** DIRECTIVE **
Copy out the complete listing, word for word.

'''

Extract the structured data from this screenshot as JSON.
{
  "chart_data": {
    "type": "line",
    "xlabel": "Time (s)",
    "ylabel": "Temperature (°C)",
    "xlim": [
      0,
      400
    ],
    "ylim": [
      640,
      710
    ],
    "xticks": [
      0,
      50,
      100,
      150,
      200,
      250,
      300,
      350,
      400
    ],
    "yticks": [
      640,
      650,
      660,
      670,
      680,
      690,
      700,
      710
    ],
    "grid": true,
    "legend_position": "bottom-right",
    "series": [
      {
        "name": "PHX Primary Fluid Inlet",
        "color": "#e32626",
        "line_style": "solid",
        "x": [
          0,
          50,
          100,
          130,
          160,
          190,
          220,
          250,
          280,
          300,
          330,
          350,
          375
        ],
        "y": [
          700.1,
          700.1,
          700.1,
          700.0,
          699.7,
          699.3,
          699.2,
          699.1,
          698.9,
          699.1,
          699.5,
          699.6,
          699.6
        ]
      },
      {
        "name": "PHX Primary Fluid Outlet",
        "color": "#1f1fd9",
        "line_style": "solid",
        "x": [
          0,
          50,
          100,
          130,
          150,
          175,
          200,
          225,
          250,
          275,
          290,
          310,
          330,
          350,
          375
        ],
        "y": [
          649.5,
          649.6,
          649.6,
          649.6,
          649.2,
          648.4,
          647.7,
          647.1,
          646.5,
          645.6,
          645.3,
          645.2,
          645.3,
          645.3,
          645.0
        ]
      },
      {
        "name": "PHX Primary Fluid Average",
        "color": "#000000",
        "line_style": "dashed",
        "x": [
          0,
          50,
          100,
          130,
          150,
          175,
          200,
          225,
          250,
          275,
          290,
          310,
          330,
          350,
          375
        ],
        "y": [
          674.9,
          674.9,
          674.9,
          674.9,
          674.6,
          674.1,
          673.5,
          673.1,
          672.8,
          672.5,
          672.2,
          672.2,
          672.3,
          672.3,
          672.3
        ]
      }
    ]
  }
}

'''

** RESULT OF THE EXERCISE **
Extract the structured data from this screenshot as JSON.
{
  "chart_data": {
    "type": "line",
    "xlabel": "Time (s)",
    "ylabel": "Temperature (°C)",
    "xlim": [
      0,
      400
    ],
    "ylim": [
      640,
      710
    ],
    "xticks": [
      0,
      50,
      100,
      150,
      200,
      250,
      300,
      350,
      400
    ],
    "yticks": [
      640,
      650,
      660,
      670,
      680,
      690,
      700,
      710
    ],
    "grid": true,
    "legend_position": "bottom-right",
    "series": [
      {
        "name": "PHX Primary Fluid Inlet",
        "color": "#e32626",
        "line_style": "solid",
        "x": [
          0,
          50,
          100,
          130,
          160,
          190,
          220,
          250,
          280,
          300,
          330,
          350,
          375
        ],
        "y": [
          700.1,
          700.1,
          700.1,
          700.0,
          699.7,
          699.3,
          699.2,
          699.1,
          698.9,
          699.1,
          699.5,
          699.6,
          699.6
        ]
      },
      {
        "name": "PHX Primary Fluid Outlet",
        "color": "#1f1fd9",
        "line_style": "solid",
        "x": [
          0,
          50,
          100,
          130,
          150,
          175,
          200,
          225,
          250,
          275,
          290,
          310,
          330,
          350,
          375
        ],
        "y": [
          649.5,
          649.6,
          649.6,
          649.6,
          649.2,
          648.4,
          647.7,
          647.1,
          646.5,
          645.6,
          645.3,
          645.2,
          645.3,
          645.3,
          645.0
        ]
      },
      {
        "name": "PHX Primary Fluid Average",
        "color": "#000000",
        "line_style": "dashed",
        "x": [
          0,
          50,
          100,
          130,
          150,
          175,
          200,
          225,
          250,
          275,
          290,
          310,
          330,
          350,
          375
        ],
        "y": [
          674.9,
          674.9,
          674.9,
          674.9,
          674.6,
          674.1,
          673.5,
          673.1,
          672.8,
          672.5,
          672.2,
          672.2,
          672.3,
          672.3,
          672.3
        ]
      }
    ]
  }
}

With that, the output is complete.